→ **Data rows**

START

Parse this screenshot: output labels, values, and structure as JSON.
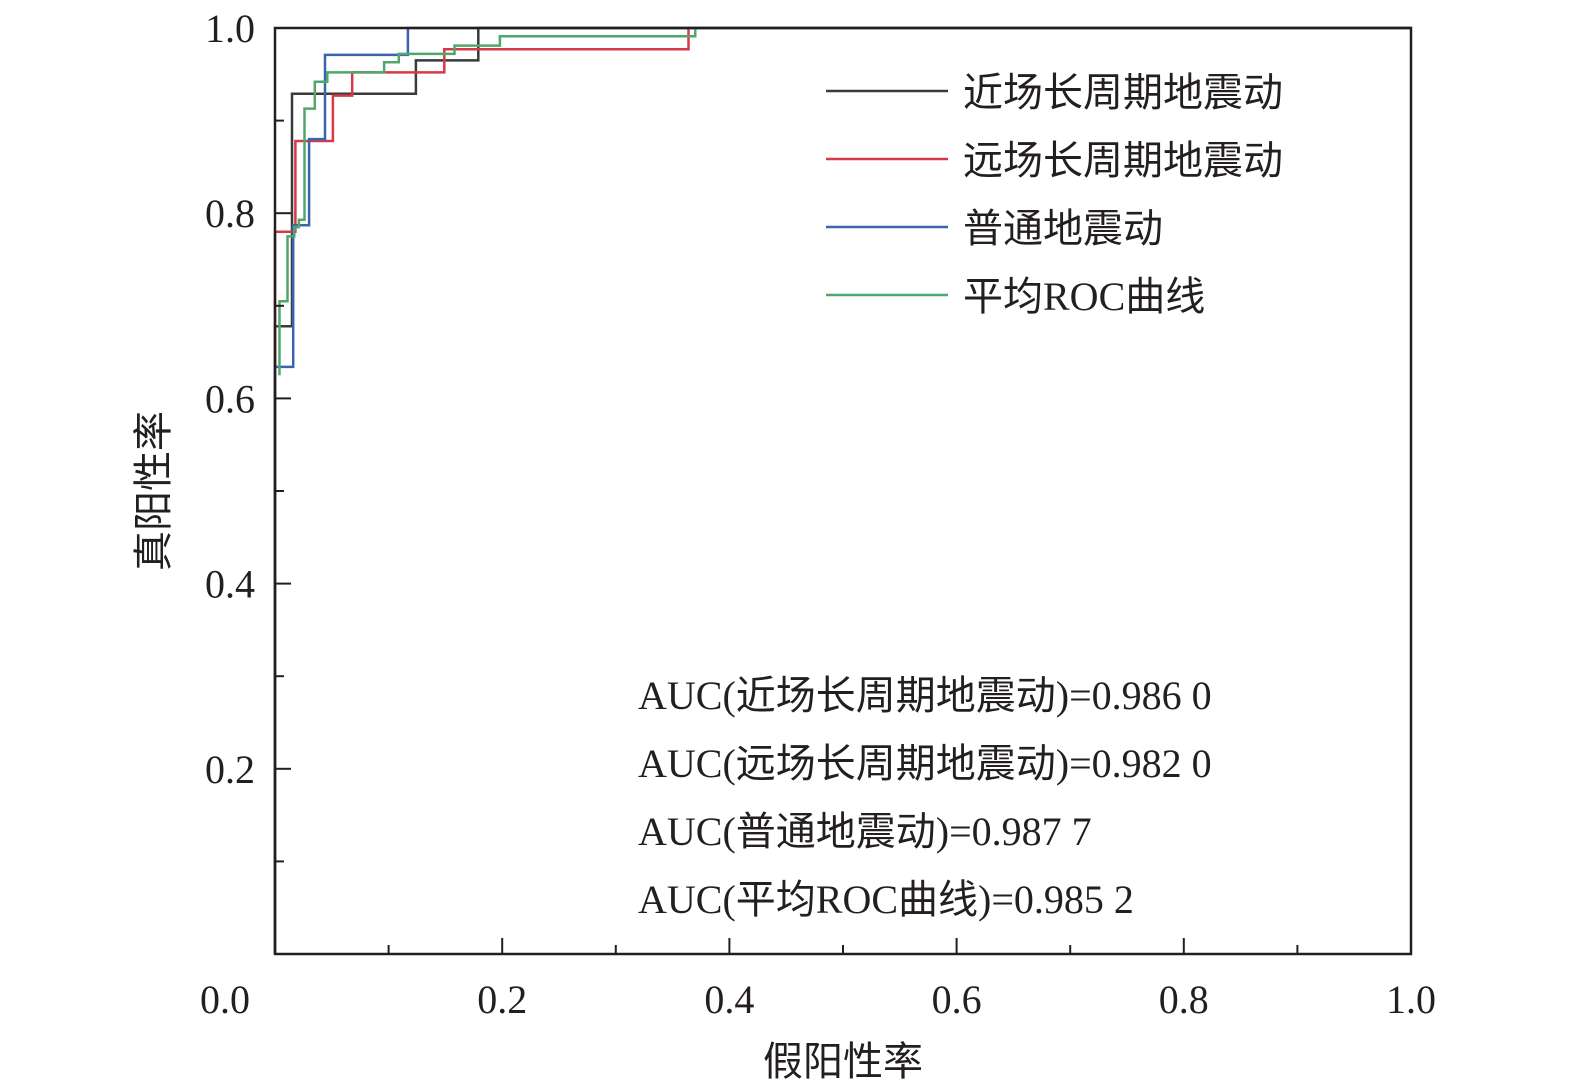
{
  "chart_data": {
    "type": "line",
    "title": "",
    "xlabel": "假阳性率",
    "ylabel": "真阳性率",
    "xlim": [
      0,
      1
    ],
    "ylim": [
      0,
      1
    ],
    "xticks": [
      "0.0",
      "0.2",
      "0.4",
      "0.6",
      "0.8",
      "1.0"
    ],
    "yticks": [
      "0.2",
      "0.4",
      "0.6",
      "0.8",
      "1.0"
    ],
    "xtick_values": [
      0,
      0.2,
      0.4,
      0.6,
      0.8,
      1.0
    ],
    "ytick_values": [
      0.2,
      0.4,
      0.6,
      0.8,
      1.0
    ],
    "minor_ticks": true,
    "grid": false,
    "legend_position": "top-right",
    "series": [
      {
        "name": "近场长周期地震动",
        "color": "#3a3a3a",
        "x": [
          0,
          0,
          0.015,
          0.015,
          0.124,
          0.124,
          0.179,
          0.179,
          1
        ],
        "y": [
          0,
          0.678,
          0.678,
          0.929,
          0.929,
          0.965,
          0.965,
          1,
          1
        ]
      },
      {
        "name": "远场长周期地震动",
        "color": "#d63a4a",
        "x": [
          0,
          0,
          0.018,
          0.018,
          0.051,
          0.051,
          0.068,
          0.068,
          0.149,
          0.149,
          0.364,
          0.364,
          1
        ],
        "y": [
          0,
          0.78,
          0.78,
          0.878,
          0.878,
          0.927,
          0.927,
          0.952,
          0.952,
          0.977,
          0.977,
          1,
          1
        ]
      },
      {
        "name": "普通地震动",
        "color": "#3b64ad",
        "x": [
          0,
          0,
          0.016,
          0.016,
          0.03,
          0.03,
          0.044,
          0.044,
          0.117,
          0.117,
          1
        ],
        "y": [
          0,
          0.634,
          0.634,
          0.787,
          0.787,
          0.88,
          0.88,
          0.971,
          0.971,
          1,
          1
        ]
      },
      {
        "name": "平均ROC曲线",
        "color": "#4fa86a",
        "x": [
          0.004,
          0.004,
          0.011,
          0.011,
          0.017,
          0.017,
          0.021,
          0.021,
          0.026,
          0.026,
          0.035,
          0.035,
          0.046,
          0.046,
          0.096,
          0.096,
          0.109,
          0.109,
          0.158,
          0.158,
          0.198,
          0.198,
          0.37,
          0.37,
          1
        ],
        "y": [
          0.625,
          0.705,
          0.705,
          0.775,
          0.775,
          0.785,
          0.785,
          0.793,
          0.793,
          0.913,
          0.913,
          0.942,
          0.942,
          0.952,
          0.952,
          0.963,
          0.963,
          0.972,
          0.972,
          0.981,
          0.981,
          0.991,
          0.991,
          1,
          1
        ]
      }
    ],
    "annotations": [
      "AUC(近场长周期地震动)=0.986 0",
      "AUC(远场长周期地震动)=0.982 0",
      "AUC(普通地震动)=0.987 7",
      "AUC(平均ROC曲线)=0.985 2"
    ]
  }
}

END

→ **Your objective**
Repeat all of the entries word for word, but omit the pictures.

→ **Final answer**
Parse this screenshot: output labels, values, and structure as JSON.
{
  "chart_data": {
    "type": "line",
    "title": "",
    "xlabel": "假阳性率",
    "ylabel": "真阳性率",
    "xlim": [
      0,
      1
    ],
    "ylim": [
      0,
      1
    ],
    "xticks": [
      "0.0",
      "0.2",
      "0.4",
      "0.6",
      "0.8",
      "1.0"
    ],
    "yticks": [
      "0.2",
      "0.4",
      "0.6",
      "0.8",
      "1.0"
    ],
    "xtick_values": [
      0,
      0.2,
      0.4,
      0.6,
      0.8,
      1.0
    ],
    "ytick_values": [
      0.2,
      0.4,
      0.6,
      0.8,
      1.0
    ],
    "minor_ticks": true,
    "grid": false,
    "legend_position": "top-right",
    "series": [
      {
        "name": "近场长周期地震动",
        "color": "#3a3a3a",
        "x": [
          0,
          0,
          0.015,
          0.015,
          0.124,
          0.124,
          0.179,
          0.179,
          1
        ],
        "y": [
          0,
          0.678,
          0.678,
          0.929,
          0.929,
          0.965,
          0.965,
          1,
          1
        ]
      },
      {
        "name": "远场长周期地震动",
        "color": "#d63a4a",
        "x": [
          0,
          0,
          0.018,
          0.018,
          0.051,
          0.051,
          0.068,
          0.068,
          0.149,
          0.149,
          0.364,
          0.364,
          1
        ],
        "y": [
          0,
          0.78,
          0.78,
          0.878,
          0.878,
          0.927,
          0.927,
          0.952,
          0.952,
          0.977,
          0.977,
          1,
          1
        ]
      },
      {
        "name": "普通地震动",
        "color": "#3b64ad",
        "x": [
          0,
          0,
          0.016,
          0.016,
          0.03,
          0.03,
          0.044,
          0.044,
          0.117,
          0.117,
          1
        ],
        "y": [
          0,
          0.634,
          0.634,
          0.787,
          0.787,
          0.88,
          0.88,
          0.971,
          0.971,
          1,
          1
        ]
      },
      {
        "name": "平均ROC曲线",
        "color": "#4fa86a",
        "x": [
          0.004,
          0.004,
          0.011,
          0.011,
          0.017,
          0.017,
          0.021,
          0.021,
          0.026,
          0.026,
          0.035,
          0.035,
          0.046,
          0.046,
          0.096,
          0.096,
          0.109,
          0.109,
          0.158,
          0.158,
          0.198,
          0.198,
          0.37,
          0.37,
          1
        ],
        "y": [
          0.625,
          0.705,
          0.705,
          0.775,
          0.775,
          0.785,
          0.785,
          0.793,
          0.793,
          0.913,
          0.913,
          0.942,
          0.942,
          0.952,
          0.952,
          0.963,
          0.963,
          0.972,
          0.972,
          0.981,
          0.981,
          0.991,
          0.991,
          1,
          1
        ]
      }
    ],
    "annotations": [
      "AUC(近场长周期地震动)=0.986 0",
      "AUC(远场长周期地震动)=0.982 0",
      "AUC(普通地震动)=0.987 7",
      "AUC(平均ROC曲线)=0.985 2"
    ]
  }
}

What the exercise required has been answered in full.